Source passage:
┄┄┄┄┄┄

Purpose of the Study:

  • To investigate the impact of influent salinity on substrate selection in surface flow constructed wetlands (SFCWs).
  • To evaluate the performance of different substrates (soil, gravel, sand) under varying salinity levels.
  • To assess the effects of substrate on macrophyte growth and microbial community dynamics.

Main Methods:

  • Pilot-scale SFCWs were operated with varying influent salinities.
  • Gravel, sand, and soil were used as substrates.
  • Pollutant removal efficiency (salt, TN, TP, COD), macrophyte growth parameters, and rhizosphere bacterial diversity and stability were analyzed.

Main Results:

  • Soil-based SFCWs showed similar or better removal efficiency for salt, TN, TP, and COD at high salinities compared to gravel or sand.
  • Soil enhanced macrophyte growth (biomass, chlorophyll, root activity) particularly at high salinities.

┄┄┄┄┄┄

Exercise details: Continue the wetland substrate summary from its last line. The records have nothing to do with the wetland substrate summary.

┄┄┄┄┄┄

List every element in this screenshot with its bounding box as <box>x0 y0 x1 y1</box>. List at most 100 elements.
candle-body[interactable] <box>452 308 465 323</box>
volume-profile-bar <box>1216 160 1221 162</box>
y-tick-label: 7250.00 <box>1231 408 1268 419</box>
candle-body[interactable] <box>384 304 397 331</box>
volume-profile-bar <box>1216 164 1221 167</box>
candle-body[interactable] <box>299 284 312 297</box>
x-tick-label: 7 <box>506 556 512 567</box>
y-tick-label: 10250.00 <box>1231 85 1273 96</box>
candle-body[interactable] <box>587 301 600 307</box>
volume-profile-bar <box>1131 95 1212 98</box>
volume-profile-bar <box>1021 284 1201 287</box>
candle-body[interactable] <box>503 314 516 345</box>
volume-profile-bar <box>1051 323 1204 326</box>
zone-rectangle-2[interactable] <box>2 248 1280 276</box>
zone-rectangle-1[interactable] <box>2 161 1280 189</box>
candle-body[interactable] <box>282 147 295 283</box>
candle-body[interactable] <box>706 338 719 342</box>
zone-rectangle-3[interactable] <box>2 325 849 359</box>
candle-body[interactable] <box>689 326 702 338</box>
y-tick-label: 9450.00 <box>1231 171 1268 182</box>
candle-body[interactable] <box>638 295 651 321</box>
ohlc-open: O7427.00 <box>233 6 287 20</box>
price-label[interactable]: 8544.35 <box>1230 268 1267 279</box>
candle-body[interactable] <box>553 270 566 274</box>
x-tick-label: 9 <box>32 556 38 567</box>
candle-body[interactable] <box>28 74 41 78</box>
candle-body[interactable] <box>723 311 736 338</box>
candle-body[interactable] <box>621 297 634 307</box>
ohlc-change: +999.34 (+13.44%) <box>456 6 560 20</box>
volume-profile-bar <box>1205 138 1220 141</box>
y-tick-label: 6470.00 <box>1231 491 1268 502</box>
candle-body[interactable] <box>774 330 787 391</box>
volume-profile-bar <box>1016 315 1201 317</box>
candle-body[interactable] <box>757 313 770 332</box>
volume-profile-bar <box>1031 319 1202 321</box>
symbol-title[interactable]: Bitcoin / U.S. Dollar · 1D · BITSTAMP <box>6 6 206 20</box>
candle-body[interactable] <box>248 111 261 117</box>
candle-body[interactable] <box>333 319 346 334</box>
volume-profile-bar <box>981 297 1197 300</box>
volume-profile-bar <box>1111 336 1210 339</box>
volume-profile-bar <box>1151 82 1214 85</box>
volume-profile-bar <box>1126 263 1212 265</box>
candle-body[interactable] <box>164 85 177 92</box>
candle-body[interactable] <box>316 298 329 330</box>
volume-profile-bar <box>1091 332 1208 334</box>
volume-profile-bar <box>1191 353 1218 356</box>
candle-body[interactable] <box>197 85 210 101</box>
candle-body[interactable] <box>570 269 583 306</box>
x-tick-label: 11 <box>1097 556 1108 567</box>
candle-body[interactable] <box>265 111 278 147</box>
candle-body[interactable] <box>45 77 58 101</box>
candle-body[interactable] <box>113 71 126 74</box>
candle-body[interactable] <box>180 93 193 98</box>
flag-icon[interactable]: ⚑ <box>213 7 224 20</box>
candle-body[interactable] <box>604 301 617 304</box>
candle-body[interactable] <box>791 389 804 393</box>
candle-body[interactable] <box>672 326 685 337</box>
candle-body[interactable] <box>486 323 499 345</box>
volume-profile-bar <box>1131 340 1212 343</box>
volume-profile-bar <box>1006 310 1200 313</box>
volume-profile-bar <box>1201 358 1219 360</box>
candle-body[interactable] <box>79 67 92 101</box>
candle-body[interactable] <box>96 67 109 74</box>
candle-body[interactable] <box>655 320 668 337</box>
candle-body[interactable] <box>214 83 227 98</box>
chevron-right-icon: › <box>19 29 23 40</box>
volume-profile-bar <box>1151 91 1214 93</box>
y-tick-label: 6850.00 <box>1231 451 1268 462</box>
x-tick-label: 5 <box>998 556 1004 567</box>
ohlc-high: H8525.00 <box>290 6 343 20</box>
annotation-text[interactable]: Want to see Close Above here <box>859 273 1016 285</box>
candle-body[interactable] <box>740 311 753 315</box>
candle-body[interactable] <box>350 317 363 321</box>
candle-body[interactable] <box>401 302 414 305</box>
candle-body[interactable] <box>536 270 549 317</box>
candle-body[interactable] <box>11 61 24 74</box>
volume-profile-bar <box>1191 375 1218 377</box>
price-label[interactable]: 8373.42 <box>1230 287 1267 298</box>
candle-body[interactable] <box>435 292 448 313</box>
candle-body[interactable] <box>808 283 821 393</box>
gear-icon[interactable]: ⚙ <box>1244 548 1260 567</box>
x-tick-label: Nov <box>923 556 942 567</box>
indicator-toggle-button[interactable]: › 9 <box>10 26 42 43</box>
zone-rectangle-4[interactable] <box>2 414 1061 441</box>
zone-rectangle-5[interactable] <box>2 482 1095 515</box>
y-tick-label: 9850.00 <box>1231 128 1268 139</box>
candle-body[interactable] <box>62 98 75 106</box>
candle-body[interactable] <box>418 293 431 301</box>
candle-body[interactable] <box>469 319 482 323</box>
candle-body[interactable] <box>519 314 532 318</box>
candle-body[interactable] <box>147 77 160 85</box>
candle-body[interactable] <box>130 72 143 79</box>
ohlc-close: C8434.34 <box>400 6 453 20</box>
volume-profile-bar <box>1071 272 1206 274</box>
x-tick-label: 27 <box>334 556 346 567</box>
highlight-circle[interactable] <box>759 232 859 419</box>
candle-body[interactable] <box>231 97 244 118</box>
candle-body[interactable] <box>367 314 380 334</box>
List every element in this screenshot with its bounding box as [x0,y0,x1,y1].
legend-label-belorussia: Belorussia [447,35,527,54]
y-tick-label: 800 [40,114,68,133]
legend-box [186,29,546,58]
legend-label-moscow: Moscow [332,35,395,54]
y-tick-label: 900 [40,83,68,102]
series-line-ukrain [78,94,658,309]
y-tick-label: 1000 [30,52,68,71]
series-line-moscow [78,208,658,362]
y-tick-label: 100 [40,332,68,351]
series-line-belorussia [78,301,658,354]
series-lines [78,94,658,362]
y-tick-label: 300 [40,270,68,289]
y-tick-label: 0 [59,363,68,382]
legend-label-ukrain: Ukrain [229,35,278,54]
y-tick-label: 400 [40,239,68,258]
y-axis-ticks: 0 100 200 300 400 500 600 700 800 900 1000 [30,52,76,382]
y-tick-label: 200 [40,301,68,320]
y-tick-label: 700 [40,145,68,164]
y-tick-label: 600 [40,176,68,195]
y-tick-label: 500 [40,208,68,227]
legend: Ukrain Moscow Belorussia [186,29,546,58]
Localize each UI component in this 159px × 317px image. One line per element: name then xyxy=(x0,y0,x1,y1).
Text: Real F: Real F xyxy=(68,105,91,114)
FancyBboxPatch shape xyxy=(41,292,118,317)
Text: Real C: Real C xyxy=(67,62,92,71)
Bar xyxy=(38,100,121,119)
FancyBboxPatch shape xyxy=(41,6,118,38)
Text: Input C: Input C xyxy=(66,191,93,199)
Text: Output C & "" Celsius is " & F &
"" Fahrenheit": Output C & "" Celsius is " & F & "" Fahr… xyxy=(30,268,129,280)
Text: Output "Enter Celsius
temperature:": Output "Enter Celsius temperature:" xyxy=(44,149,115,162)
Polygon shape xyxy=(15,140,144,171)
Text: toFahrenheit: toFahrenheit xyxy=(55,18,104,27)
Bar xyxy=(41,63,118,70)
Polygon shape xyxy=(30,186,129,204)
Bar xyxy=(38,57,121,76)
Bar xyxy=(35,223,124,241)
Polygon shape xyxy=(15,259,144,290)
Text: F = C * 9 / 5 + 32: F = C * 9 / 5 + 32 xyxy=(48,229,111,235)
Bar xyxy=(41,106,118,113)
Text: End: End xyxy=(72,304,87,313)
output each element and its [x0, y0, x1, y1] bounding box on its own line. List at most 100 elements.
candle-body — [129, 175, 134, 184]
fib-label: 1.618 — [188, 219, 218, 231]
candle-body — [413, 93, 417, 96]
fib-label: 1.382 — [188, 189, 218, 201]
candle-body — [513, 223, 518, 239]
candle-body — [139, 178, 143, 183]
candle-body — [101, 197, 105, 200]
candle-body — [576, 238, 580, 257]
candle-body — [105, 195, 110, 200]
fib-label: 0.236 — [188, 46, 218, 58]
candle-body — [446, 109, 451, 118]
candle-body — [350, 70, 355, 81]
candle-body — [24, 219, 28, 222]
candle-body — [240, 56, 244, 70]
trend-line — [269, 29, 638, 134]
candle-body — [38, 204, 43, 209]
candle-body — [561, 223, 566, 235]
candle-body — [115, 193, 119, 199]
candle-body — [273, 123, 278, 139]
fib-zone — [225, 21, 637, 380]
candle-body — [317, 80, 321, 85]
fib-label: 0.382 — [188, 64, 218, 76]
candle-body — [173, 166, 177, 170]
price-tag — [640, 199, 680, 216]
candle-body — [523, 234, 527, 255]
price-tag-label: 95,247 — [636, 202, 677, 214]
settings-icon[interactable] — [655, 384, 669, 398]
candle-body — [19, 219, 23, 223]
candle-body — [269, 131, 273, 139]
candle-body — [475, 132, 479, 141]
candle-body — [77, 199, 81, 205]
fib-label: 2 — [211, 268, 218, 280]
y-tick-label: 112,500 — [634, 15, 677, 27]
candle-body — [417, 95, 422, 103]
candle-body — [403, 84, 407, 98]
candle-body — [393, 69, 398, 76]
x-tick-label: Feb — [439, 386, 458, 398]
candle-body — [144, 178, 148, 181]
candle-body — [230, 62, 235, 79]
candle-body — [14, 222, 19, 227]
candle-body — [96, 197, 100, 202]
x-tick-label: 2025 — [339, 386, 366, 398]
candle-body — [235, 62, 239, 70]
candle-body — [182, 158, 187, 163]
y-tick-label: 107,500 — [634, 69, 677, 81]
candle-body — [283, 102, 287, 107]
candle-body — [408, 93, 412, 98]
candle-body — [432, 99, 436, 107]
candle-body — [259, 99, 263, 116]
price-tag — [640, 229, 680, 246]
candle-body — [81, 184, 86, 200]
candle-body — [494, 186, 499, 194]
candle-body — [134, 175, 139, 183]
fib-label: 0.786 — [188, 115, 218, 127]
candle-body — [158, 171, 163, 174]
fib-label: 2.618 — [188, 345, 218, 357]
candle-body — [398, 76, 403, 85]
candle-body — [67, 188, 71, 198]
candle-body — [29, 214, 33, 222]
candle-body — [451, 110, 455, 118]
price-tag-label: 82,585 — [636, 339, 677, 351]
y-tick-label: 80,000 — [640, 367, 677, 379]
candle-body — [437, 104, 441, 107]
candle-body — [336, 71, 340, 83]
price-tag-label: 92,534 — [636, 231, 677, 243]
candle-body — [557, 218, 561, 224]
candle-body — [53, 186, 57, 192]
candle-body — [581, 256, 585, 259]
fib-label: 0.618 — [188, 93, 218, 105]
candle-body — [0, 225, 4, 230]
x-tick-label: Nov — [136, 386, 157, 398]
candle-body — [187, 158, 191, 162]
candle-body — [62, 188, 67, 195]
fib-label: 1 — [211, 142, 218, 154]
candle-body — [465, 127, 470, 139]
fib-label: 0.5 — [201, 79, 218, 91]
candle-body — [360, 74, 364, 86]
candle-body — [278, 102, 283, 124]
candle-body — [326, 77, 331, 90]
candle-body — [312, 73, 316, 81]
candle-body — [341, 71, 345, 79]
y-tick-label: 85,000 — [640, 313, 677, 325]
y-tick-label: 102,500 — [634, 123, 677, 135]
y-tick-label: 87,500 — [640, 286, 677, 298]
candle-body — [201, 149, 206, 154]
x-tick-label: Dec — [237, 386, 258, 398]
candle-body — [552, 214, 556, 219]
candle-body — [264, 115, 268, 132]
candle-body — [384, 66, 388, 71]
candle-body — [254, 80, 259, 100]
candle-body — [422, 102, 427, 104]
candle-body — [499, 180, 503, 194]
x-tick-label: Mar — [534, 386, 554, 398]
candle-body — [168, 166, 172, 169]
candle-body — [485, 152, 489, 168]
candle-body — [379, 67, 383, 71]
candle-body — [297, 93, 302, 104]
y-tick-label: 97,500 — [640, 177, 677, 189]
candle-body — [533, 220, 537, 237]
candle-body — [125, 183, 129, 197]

┄┄┄┄┄┄

Reply:
  • High salinity decreased bacterial alpha-diversity, but soil improved rhizosphere bacterial community stability across salinities.
  • Soil-supported macrophytes and rhizosphere microbes improved pollutant removal at high salinity.

Conclusions:

  • Substrate selection in SFCWs should be tailored to influent salinity levels for optimal performance.
  • Soil is a superior substrate for high salinity conditions, enhancing pollutant removal and macrophyte health.
  • Optimizing substrate choice can improve pollutant removal efficiency and reduce operational costs in SFCWs.